§ **Given request**:
Copy every line of the data in which the word "BERKHAMSTED" occurs.

§ **Records for processing**:
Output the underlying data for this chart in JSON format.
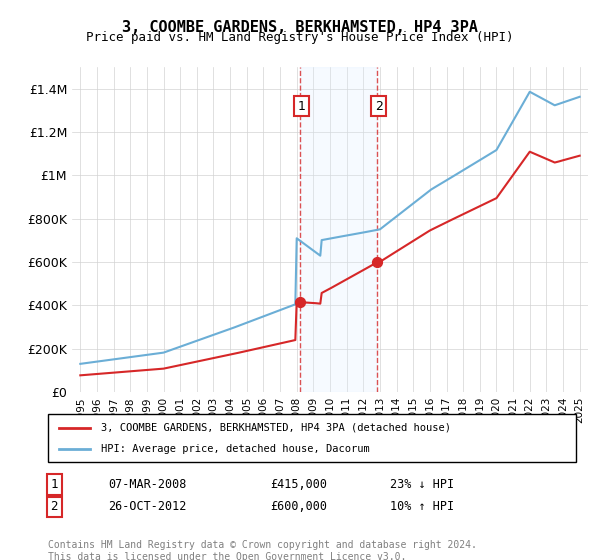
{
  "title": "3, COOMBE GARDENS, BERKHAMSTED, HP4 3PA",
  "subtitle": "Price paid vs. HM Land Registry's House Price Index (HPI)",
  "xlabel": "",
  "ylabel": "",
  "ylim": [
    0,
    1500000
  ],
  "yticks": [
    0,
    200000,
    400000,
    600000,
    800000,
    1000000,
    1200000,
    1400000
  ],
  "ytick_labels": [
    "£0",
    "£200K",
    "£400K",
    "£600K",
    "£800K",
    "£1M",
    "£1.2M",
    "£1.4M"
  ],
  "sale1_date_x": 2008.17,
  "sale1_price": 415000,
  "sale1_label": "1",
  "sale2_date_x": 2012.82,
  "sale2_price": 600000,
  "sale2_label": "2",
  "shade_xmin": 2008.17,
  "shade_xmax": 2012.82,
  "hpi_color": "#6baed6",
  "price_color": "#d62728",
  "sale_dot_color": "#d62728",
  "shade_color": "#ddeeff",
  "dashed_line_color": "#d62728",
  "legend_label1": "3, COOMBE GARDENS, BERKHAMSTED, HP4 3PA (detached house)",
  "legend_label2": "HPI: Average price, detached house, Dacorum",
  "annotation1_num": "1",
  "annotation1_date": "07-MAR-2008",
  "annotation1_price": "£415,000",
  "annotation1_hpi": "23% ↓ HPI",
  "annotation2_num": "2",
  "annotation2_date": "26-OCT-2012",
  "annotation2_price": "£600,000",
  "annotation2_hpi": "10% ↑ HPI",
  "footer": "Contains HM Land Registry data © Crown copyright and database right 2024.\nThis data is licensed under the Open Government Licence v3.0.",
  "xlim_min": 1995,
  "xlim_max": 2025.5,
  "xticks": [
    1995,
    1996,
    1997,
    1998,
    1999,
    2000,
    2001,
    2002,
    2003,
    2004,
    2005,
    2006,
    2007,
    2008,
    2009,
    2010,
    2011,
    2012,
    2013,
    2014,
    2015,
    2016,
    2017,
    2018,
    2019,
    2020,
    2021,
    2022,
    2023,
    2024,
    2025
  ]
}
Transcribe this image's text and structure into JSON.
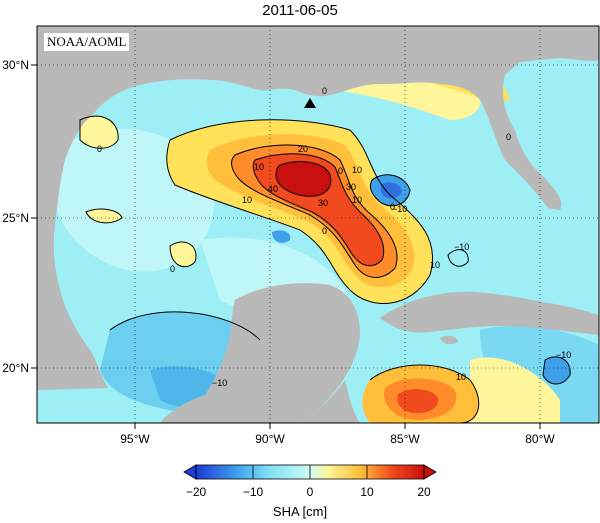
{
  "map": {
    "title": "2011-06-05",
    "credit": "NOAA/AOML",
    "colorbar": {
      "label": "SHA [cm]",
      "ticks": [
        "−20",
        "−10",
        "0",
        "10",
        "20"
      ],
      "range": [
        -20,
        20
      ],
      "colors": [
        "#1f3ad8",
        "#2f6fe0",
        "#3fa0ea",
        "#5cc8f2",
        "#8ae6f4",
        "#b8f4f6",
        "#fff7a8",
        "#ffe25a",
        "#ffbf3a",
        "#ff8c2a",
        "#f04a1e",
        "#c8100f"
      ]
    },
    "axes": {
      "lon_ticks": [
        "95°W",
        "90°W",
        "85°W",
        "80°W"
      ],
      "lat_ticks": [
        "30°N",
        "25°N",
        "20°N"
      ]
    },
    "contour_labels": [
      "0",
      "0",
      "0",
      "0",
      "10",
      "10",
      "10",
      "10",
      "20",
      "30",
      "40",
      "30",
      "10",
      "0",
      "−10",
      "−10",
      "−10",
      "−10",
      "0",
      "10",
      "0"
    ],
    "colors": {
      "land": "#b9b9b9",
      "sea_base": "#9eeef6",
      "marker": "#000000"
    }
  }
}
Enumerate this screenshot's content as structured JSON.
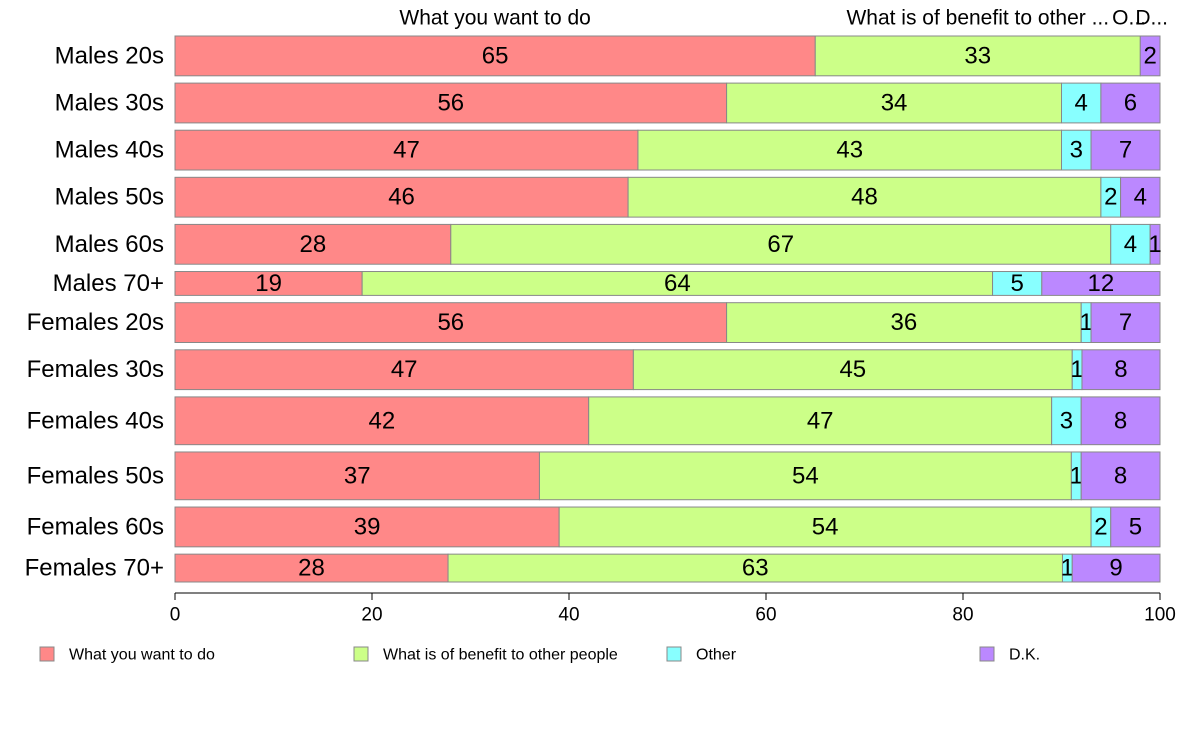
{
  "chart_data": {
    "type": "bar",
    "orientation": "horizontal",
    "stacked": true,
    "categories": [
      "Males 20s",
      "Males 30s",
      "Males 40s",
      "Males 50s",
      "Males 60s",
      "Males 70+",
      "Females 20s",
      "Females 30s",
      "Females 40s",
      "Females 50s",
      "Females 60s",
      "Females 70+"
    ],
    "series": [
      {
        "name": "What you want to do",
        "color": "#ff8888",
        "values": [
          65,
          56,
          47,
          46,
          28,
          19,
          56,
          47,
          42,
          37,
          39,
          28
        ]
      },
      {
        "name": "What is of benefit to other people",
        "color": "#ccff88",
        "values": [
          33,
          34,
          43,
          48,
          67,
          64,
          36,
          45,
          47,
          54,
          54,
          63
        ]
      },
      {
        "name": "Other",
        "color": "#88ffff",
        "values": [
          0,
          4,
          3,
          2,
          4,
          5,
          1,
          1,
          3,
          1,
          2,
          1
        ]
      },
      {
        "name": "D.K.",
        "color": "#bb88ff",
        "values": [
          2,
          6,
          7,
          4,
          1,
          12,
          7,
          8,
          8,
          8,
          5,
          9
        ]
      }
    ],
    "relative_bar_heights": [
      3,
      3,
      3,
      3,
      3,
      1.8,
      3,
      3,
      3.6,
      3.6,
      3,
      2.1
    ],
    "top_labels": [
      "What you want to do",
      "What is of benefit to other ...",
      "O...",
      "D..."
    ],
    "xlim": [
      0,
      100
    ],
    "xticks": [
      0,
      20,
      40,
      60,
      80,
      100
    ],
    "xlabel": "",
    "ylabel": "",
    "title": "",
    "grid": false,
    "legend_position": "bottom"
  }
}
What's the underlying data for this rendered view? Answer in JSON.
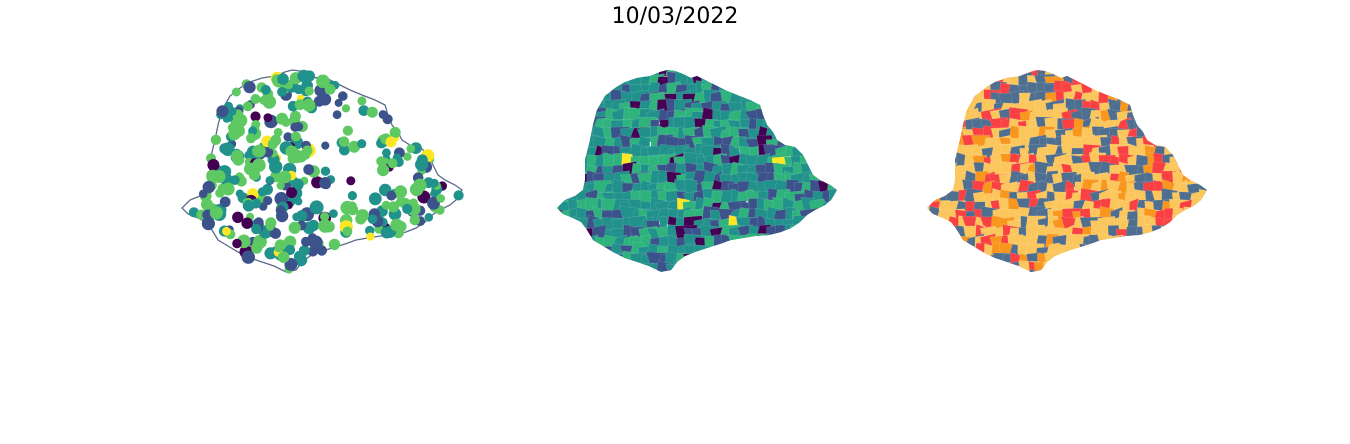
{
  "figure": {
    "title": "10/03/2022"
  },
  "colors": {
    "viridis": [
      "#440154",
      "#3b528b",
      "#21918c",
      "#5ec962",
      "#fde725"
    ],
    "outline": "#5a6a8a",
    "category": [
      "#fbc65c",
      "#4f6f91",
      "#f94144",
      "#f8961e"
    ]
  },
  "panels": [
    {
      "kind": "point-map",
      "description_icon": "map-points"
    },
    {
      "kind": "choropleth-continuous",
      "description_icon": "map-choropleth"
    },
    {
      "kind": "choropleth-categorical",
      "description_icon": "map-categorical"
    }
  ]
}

§ **The result**:
  "title": "3, COOMBE GARDENS, BERKHAMSTED, HP4 3PA",
  "legend_label1": "3, COOMBE GARDENS, BERKHAMSTED, HP4 3PA (detached house)",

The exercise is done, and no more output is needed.